EXERCISE REQUIREMENTS: Look at the entries below and reproduce them exactly.

Part of a data file:
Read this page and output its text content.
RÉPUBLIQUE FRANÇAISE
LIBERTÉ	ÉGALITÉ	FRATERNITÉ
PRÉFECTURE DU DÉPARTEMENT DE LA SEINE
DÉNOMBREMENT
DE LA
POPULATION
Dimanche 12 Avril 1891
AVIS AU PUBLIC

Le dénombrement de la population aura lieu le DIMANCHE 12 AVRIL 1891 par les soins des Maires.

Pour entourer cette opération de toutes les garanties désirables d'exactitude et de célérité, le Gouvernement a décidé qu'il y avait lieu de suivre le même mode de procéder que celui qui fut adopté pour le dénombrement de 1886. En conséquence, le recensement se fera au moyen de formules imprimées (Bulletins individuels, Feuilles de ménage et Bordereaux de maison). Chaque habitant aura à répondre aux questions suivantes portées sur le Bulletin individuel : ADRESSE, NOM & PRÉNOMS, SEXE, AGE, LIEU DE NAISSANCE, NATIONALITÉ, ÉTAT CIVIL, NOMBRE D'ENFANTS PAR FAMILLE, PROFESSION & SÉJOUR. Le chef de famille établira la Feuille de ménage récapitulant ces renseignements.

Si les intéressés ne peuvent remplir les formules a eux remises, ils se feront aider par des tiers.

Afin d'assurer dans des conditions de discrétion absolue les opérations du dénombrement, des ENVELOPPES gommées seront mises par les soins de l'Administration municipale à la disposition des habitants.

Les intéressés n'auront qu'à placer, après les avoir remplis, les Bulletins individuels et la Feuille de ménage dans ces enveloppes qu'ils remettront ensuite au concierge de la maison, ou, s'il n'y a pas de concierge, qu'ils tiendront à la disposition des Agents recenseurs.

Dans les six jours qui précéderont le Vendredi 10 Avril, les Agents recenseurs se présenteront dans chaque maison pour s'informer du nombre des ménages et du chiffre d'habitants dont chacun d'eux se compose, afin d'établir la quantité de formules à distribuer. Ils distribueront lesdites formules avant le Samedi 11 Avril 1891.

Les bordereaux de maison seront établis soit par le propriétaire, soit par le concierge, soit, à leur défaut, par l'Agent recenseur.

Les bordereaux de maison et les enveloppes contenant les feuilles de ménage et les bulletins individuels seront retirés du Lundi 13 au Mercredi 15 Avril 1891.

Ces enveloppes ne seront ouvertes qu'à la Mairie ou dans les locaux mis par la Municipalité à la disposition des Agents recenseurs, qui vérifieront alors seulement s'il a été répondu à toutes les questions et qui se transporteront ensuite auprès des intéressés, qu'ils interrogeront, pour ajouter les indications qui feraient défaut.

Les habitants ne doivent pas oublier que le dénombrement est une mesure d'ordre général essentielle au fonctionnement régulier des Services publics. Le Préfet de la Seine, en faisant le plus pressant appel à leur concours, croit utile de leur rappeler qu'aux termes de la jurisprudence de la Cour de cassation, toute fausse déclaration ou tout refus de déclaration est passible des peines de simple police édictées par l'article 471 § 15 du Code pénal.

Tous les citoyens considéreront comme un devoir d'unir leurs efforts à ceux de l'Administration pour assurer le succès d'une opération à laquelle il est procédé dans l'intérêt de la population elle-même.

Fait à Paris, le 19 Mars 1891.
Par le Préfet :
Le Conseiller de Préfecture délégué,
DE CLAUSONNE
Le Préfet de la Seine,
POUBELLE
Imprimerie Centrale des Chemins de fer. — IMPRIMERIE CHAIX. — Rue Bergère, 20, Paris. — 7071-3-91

FINAL ANSWER:
Read this page and output its text content.
RÉPUBLIQUE FRANÇAISE
LIBERTÉ	ÉGALITÉ	FRATERNITÉ
PRÉFECTURE DU DÉPARTEMENT DE LA SEINE
DÉNOMBREMENT
DE LA
POPULATION
Dimanche 12 Avril 1891
AVIS AU PUBLIC

Le dénombrement de la population aura lieu le DIMANCHE 12 AVRIL 1891 par les soins des Maires.

Pour entourer cette opération de toutes les garanties désirables d'exactitude et de célérité, le Gouvernement a décidé qu'il y avait lieu de suivre le même mode de procéder que celui qui fut adopté pour le dénombrement de 1886. En conséquence, le recensement se fera au moyen de formules imprimées (Bulletins individuels, Feuilles de ménage et Bordereaux de maison). Chaque habitant aura à répondre aux questions suivantes portées sur le Bulletin individuel : ADRESSE, NOM & PRÉNOMS, SEXE, AGE, LIEU DE NAISSANCE, NATIONALITÉ, ÉTAT CIVIL, NOMBRE D'ENFANTS PAR FAMILLE, PROFESSION & SÉJOUR. Le chef de famille établira la Feuille de ménage récapitulant ces renseignements.

Si les intéressés ne peuvent remplir les formules a eux remises, ils se feront aider par des tiers.

Afin d'assurer dans des conditions de discrétion absolue les opérations du dénombrement, des ENVELOPPES gommées seront mises par les soins de l'Administration municipale à la disposition des habitants.

Les intéressés n'auront qu'à placer, après les avoir remplis, les Bulletins individuels et la Feuille de ménage dans ces enveloppes qu'ils remettront ensuite au concierge de la maison, ou, s'il n'y a pas de concierge, qu'ils tiendront à la disposition des Agents recenseurs.

Dans les six jours qui précéderont le Vendredi 10 Avril, les Agents recenseurs se présenteront dans chaque maison pour s'informer du nombre des ménages et du chiffre d'habitants dont chacun d'eux se compose, afin d'établir la quantité de formules à distribuer. Ils distribueront lesdites formules avant le Samedi 11 Avril 1891.

Les bordereaux de maison seront établis soit par le propriétaire, soit par le concierge, soit, à leur défaut, par l'Agent recenseur.

Les bordereaux de maison et les enveloppes contenant les feuilles de ménage et les bulletins individuels seront retirés du Lundi 13 au Mercredi 15 Avril 1891.

Ces enveloppes ne seront ouvertes qu'à la Mairie ou dans les locaux mis par la Municipalité à la disposition des Agents recenseurs, qui vérifieront alors seulement s'il a été répondu à toutes les questions et qui se transporteront ensuite auprès des intéressés, qu'ils interrogeront, pour ajouter les indications qui feraient défaut.

Les habitants ne doivent pas oublier que le dénombrement est une mesure d'ordre général essentielle au fonctionnement régulier des Services publics. Le Préfet de la Seine, en faisant le plus pressant appel à leur concours, croit utile de leur rappeler qu'aux termes de la jurisprudence de la Cour de cassation, toute fausse déclaration ou tout refus de déclaration est passible des peines de simple police édictées par l'article 471 § 15 du Code pénal.

Tous les citoyens considéreront comme un devoir d'unir leurs efforts à ceux de l'Administration pour assurer le succès d'une opération à laquelle il est procédé dans l'intérêt de la population elle-même.

Fait à Paris, le 19 Mars 1891.
Par le Préfet :
Le Conseiller de Préfecture délégué,
DE CLAUSONNE
Le Préfet de la Seine,
POUBELLE
Imprimerie Centrale des Chemins de fer. — IMPRIMERIE CHAIX. — Rue Bergère, 20, Paris. — 7071-3-91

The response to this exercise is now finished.